* Task requirements
Skip the pictures. Copy all the rest of the records down exactly.

■ ■ ■ ■ ■

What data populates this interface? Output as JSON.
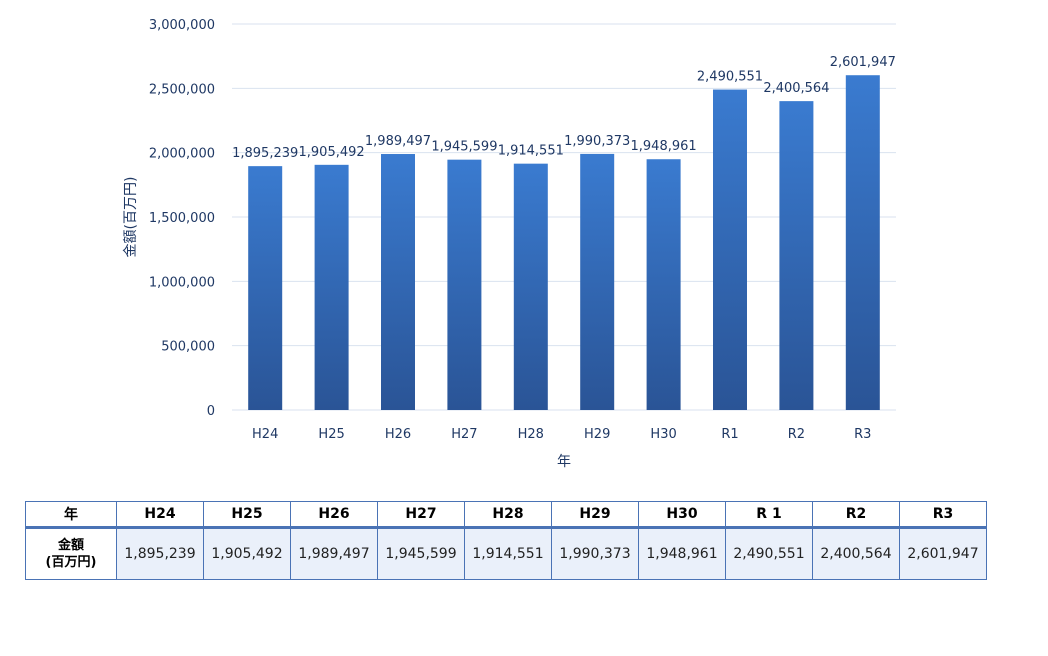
{
  "chart_data": {
    "type": "bar",
    "categories": [
      "H24",
      "H25",
      "H26",
      "H27",
      "H28",
      "H29",
      "H30",
      "R1",
      "R2",
      "R3"
    ],
    "values": [
      1895239,
      1905492,
      1989497,
      1945599,
      1914551,
      1990373,
      1948961,
      2490551,
      2400564,
      2601947
    ],
    "data_labels": [
      "1,895,239",
      "1,905,492",
      "1,989,497",
      "1,945,599",
      "1,914,551",
      "1,990,373",
      "1,948,961",
      "2,490,551",
      "2,400,564",
      "2,601,947"
    ],
    "yticks": [
      0,
      500000,
      1000000,
      1500000,
      2000000,
      2500000,
      3000000
    ],
    "ytick_labels": [
      "0",
      "500,000",
      "1,000,000",
      "1,500,000",
      "2,000,000",
      "2,500,000",
      "3,000,000"
    ],
    "ylim": [
      0,
      3000000
    ],
    "xlabel": "年",
    "ylabel": "金額(百万円)",
    "grid": true,
    "bar_color": "#3a78c9",
    "bar_color_dark": "#2a5496",
    "grid_color": "#d9e2ef"
  },
  "table": {
    "header_label": "年",
    "columns": [
      "H24",
      "H25",
      "H26",
      "H27",
      "H28",
      "H29",
      "H30",
      "R 1",
      "R2",
      "R3"
    ],
    "row_label_line1": "金額",
    "row_label_line2": "(百万円)",
    "values": [
      "1,895,239",
      "1,905,492",
      "1,989,497",
      "1,945,599",
      "1,914,551",
      "1,990,373",
      "1,948,961",
      "2,490,551",
      "2,400,564",
      "2,601,947"
    ]
  }
}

■ ■ ■ ■ ■

* Solution for this problem
What data populates this interface? Output as JSON.
{
  "chart_data": {
    "type": "bar",
    "categories": [
      "H24",
      "H25",
      "H26",
      "H27",
      "H28",
      "H29",
      "H30",
      "R1",
      "R2",
      "R3"
    ],
    "values": [
      1895239,
      1905492,
      1989497,
      1945599,
      1914551,
      1990373,
      1948961,
      2490551,
      2400564,
      2601947
    ],
    "data_labels": [
      "1,895,239",
      "1,905,492",
      "1,989,497",
      "1,945,599",
      "1,914,551",
      "1,990,373",
      "1,948,961",
      "2,490,551",
      "2,400,564",
      "2,601,947"
    ],
    "yticks": [
      0,
      500000,
      1000000,
      1500000,
      2000000,
      2500000,
      3000000
    ],
    "ytick_labels": [
      "0",
      "500,000",
      "1,000,000",
      "1,500,000",
      "2,000,000",
      "2,500,000",
      "3,000,000"
    ],
    "ylim": [
      0,
      3000000
    ],
    "xlabel": "年",
    "ylabel": "金額(百万円)",
    "grid": true,
    "bar_color": "#3a78c9",
    "bar_color_dark": "#2a5496",
    "grid_color": "#d9e2ef"
  },
  "table": {
    "header_label": "年",
    "columns": [
      "H24",
      "H25",
      "H26",
      "H27",
      "H28",
      "H29",
      "H30",
      "R 1",
      "R2",
      "R3"
    ],
    "row_label_line1": "金額",
    "row_label_line2": "(百万円)",
    "values": [
      "1,895,239",
      "1,905,492",
      "1,989,497",
      "1,945,599",
      "1,914,551",
      "1,990,373",
      "1,948,961",
      "2,490,551",
      "2,400,564",
      "2,601,947"
    ]
  }
}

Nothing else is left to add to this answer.